>>

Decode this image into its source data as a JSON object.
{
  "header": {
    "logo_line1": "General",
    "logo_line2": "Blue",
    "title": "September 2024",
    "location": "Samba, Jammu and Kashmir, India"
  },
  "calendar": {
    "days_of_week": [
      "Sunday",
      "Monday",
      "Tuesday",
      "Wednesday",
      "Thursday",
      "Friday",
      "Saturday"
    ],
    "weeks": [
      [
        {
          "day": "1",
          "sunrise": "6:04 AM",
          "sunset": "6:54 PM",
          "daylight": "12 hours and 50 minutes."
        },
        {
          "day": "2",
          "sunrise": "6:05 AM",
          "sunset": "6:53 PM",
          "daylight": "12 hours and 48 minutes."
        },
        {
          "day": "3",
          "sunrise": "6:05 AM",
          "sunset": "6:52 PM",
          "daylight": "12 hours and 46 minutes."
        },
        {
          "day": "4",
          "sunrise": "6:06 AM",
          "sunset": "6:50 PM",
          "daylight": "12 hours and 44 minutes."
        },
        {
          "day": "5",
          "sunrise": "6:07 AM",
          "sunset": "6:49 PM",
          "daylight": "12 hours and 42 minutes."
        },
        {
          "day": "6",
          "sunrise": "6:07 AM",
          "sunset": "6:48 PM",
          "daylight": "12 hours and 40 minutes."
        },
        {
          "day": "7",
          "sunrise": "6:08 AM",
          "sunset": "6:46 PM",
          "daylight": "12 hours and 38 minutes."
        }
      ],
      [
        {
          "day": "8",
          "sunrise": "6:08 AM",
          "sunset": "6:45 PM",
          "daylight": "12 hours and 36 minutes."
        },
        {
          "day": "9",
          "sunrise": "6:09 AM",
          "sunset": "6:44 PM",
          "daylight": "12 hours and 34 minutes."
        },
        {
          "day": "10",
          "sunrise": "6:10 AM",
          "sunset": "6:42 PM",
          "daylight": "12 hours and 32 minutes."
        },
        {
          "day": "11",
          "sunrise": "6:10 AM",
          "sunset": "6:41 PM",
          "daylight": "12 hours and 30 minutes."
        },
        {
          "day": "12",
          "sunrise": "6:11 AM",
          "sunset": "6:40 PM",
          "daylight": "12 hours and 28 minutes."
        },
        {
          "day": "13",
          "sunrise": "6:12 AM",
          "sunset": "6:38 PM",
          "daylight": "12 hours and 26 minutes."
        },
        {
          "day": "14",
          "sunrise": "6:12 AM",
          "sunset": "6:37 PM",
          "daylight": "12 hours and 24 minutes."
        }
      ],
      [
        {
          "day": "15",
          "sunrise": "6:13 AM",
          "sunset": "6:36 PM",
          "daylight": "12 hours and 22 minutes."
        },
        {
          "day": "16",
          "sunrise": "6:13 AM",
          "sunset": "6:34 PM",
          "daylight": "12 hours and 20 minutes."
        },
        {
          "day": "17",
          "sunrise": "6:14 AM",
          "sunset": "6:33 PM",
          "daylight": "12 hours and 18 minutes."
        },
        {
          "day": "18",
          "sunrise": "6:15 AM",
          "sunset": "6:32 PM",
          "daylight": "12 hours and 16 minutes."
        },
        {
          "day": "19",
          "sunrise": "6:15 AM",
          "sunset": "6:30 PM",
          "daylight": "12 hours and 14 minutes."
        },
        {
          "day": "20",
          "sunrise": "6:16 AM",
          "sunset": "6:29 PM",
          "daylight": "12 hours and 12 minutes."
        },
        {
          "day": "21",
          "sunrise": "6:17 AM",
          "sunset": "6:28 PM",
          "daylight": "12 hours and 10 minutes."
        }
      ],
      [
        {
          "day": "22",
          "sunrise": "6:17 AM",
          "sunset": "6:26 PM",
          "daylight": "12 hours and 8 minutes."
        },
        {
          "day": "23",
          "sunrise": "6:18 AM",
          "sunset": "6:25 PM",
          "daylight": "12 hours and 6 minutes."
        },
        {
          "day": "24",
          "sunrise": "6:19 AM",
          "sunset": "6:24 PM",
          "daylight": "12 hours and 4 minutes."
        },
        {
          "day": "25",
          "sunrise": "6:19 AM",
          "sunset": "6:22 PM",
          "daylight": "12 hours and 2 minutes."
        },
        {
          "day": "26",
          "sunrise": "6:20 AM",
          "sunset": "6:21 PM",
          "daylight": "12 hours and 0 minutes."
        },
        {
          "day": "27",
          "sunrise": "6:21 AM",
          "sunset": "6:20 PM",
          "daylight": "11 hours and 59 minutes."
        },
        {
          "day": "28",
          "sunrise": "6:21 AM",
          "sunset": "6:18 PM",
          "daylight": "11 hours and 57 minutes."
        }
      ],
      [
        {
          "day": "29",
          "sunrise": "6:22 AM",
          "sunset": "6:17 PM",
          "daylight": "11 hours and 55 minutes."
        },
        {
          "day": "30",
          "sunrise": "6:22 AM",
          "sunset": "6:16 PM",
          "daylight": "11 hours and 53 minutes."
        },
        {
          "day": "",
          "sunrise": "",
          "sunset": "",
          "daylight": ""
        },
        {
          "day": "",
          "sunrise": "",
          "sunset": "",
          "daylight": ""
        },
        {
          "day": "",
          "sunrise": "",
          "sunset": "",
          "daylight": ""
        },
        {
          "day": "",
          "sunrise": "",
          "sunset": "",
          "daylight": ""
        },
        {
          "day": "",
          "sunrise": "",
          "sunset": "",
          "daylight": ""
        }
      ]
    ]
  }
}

<<
>>

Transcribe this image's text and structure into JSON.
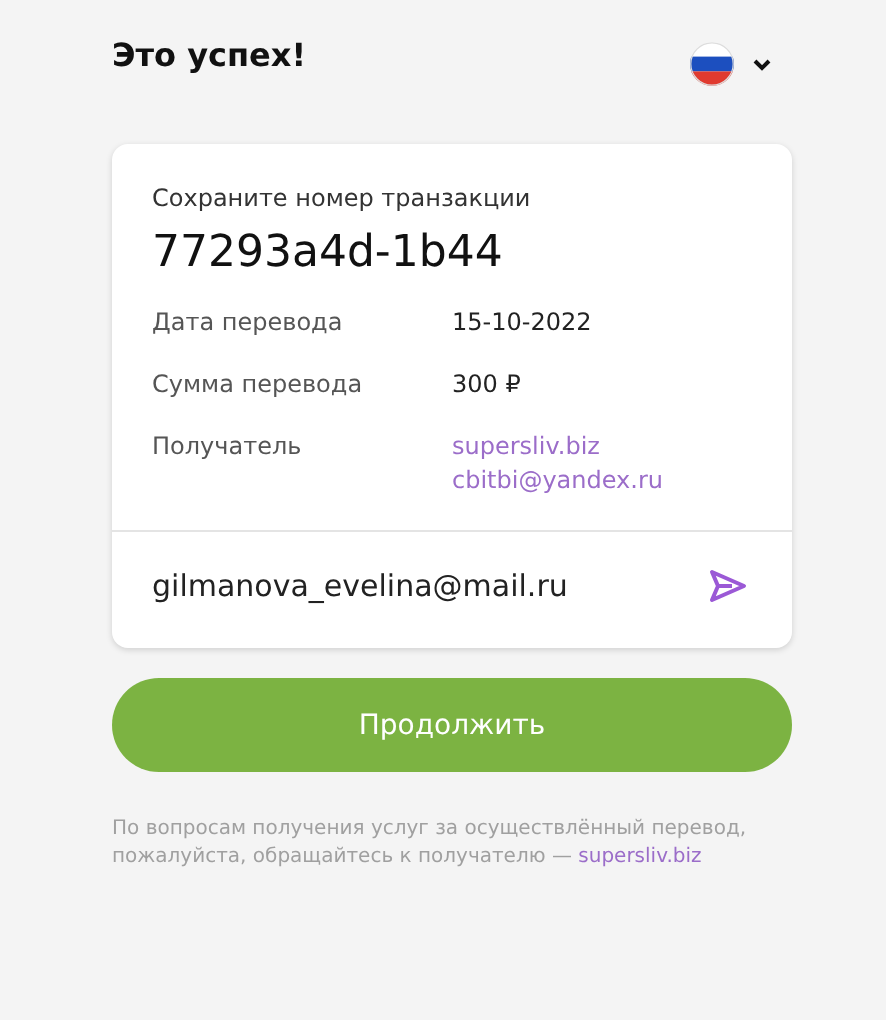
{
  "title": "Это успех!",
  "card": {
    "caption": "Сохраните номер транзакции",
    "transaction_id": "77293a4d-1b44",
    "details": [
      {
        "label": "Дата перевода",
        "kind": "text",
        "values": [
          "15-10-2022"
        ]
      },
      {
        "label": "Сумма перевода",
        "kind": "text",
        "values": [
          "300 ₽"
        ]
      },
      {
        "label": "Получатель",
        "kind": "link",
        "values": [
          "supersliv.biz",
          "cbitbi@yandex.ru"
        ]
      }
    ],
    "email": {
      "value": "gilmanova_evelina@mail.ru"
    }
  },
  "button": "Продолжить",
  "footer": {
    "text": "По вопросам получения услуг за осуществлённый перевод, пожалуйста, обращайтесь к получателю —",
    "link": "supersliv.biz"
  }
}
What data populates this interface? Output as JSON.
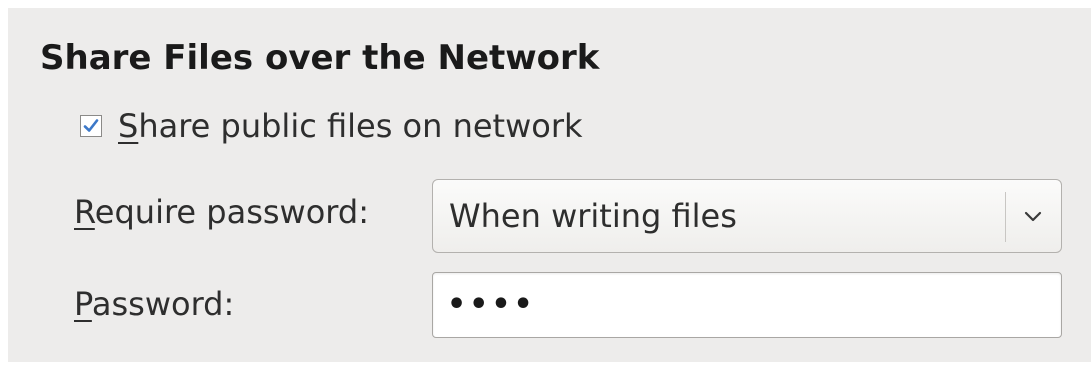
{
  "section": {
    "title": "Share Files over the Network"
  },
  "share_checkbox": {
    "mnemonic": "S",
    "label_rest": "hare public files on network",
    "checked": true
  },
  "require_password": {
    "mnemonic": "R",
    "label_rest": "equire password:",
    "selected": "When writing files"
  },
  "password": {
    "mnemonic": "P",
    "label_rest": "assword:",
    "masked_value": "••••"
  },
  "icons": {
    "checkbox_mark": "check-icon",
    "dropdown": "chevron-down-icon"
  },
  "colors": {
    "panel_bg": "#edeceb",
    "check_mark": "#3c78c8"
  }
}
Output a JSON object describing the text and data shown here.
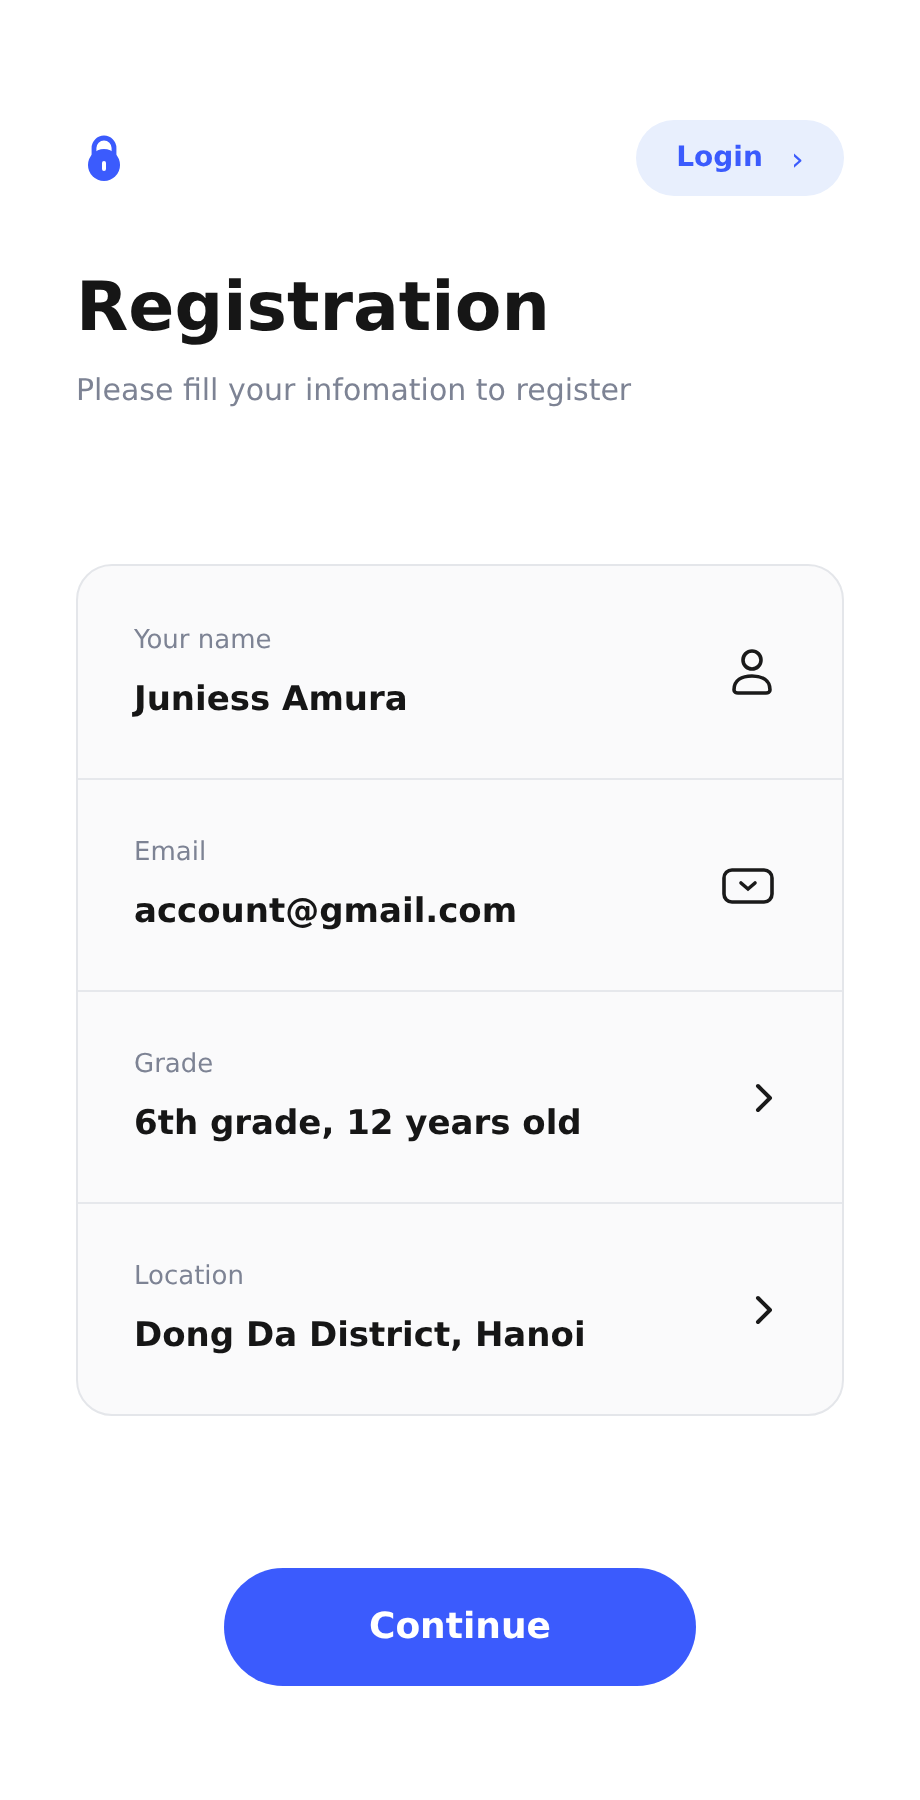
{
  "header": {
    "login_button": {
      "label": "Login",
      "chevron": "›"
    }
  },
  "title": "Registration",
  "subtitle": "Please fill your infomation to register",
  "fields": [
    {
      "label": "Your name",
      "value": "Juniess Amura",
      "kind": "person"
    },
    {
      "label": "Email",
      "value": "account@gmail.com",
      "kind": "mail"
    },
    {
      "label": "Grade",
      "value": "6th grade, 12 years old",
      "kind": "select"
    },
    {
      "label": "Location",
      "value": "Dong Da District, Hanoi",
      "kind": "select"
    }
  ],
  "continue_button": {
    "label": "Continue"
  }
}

<<
>>

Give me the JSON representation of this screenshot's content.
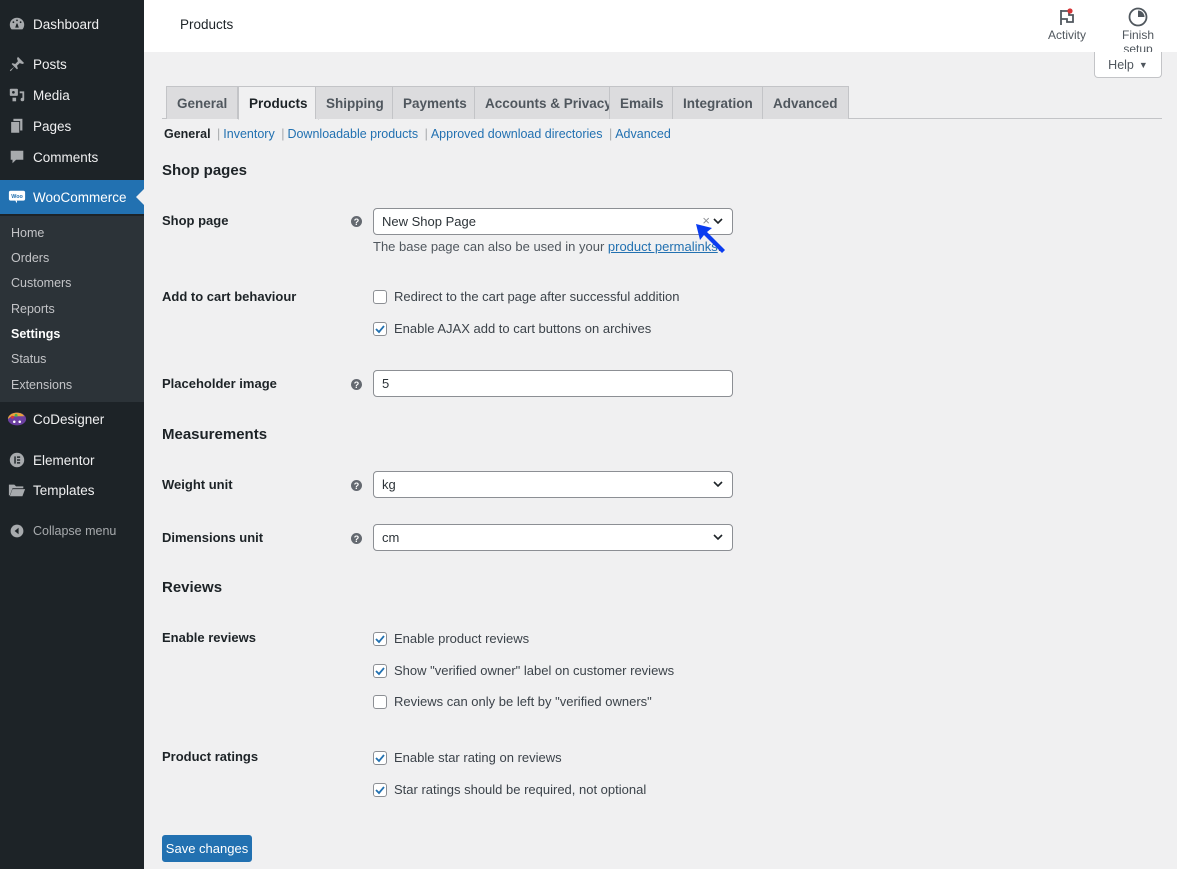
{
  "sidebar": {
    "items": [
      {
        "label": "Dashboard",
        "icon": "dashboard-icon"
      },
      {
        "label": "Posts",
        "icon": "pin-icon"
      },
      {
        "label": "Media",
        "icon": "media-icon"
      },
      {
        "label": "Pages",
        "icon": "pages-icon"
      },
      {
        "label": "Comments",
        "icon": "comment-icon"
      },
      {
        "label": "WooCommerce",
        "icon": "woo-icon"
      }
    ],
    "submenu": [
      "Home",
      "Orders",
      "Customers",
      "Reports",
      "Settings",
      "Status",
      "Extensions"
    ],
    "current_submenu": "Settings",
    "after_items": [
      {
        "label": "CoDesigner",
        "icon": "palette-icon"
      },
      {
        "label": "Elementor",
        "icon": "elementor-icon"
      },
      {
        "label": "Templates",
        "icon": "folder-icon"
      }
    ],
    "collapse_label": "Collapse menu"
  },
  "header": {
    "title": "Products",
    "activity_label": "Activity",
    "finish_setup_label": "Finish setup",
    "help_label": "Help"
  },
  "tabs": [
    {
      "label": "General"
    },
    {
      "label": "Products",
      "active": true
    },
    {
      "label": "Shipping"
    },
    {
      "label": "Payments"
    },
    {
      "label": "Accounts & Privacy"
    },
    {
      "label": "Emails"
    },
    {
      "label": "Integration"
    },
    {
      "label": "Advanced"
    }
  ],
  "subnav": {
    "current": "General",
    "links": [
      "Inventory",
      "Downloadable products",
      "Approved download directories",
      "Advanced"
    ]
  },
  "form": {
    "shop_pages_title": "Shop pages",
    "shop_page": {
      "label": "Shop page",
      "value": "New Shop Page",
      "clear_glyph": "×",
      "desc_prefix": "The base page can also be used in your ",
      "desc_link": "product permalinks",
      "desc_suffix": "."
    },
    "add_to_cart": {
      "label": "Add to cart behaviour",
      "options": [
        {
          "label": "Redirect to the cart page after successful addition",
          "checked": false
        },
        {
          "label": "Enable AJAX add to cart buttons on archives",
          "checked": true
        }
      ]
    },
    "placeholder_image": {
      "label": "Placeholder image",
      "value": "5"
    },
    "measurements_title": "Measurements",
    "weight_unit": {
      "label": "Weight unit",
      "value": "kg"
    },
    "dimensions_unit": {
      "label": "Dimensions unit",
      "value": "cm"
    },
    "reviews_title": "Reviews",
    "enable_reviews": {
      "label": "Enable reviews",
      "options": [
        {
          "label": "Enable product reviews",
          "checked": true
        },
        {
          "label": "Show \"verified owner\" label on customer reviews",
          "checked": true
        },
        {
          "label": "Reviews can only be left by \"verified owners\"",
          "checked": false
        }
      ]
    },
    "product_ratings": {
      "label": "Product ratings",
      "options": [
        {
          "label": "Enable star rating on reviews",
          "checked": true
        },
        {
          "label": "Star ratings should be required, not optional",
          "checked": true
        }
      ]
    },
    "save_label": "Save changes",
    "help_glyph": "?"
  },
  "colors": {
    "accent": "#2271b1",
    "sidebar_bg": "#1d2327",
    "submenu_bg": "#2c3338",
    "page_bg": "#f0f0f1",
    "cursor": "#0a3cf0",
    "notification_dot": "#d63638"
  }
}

<<

EXERCISE DESCRIPTION:
Consider the entries above and return each line with the string "into".

PROBLEM SOLUTION:
Decode this image into its source data as a JSON object.
Transcribe this image's text and structure into JSON.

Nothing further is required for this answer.